_Task statement_
Below is a block of data; give all of it again word for word.

[Collected data]
--------------------------------

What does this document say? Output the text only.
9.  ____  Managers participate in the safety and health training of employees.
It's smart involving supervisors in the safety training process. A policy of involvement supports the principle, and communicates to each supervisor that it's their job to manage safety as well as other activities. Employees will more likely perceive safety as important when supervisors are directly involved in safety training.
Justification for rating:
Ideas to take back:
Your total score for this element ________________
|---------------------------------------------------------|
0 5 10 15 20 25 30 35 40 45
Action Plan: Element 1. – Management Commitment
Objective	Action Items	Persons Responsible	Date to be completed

--------------------------------

_In response_
What does this document say? Output the text only.
9.  ____  Managers participate in the safety and health training of employees.
It's smart involving supervisors in the safety training process. A policy of involvement supports the principle, and communicates to each supervisor that it's their job to manage safety as well as other activities. Employees will more likely perceive safety as important when supervisors are directly involved in safety training.
Justification for rating:
Ideas to take back:
Your total score for this element ________________
|---------------------------------------------------------|
0 5 10 15 20 25 30 35 40 45
Action Plan: Element 1. – Management Commitment
Objective	Action Items	Persons Responsible	Date to be completed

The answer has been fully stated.